-- Begin Records shown --

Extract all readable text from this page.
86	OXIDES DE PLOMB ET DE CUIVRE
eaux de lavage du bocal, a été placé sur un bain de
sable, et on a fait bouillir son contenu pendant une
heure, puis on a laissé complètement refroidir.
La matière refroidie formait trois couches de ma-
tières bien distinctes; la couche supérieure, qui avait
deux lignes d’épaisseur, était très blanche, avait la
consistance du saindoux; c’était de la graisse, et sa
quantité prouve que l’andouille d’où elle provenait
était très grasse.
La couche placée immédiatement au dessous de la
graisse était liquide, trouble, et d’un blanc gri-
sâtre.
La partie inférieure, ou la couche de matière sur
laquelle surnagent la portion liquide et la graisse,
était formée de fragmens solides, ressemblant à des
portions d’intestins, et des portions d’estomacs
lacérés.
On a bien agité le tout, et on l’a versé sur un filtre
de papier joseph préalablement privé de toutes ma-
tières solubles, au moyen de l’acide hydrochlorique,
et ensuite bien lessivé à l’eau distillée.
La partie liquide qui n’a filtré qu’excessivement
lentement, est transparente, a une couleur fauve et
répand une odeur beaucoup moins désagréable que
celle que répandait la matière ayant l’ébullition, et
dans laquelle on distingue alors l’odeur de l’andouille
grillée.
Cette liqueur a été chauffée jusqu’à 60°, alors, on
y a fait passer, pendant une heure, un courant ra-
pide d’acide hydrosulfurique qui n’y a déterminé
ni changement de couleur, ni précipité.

-- End Records shown --

### Problem to work on
Copy out the material word for word and line for line.

### Correct result
Extract all readable text from this page.
86	OXIDES DE PLOMB ET DE CUIVRE
eaux de lavage du bocal, a été placé sur un bain de
sable, et on a fait bouillir son contenu pendant une
heure, puis on a laissé complètement refroidir.
La matière refroidie formait trois couches de ma-
tières bien distinctes; la couche supérieure, qui avait
deux lignes d’épaisseur, était très blanche, avait la
consistance du saindoux; c’était de la graisse, et sa
quantité prouve que l’andouille d’où elle provenait
était très grasse.
La couche placée immédiatement au dessous de la
graisse était liquide, trouble, et d’un blanc gri-
sâtre.
La partie inférieure, ou la couche de matière sur
laquelle surnagent la portion liquide et la graisse,
était formée de fragmens solides, ressemblant à des
portions d’intestins, et des portions d’estomacs
lacérés.
On a bien agité le tout, et on l’a versé sur un filtre
de papier joseph préalablement privé de toutes ma-
tières solubles, au moyen de l’acide hydrochlorique,
et ensuite bien lessivé à l’eau distillée.
La partie liquide qui n’a filtré qu’excessivement
lentement, est transparente, a une couleur fauve et
répand une odeur beaucoup moins désagréable que
celle que répandait la matière ayant l’ébullition, et
dans laquelle on distingue alors l’odeur de l’andouille
grillée.
Cette liqueur a été chauffée jusqu’à 60°, alors, on
y a fait passer, pendant une heure, un courant ra-
pide d’acide hydrosulfurique qui n’y a déterminé
ni changement de couleur, ni précipité.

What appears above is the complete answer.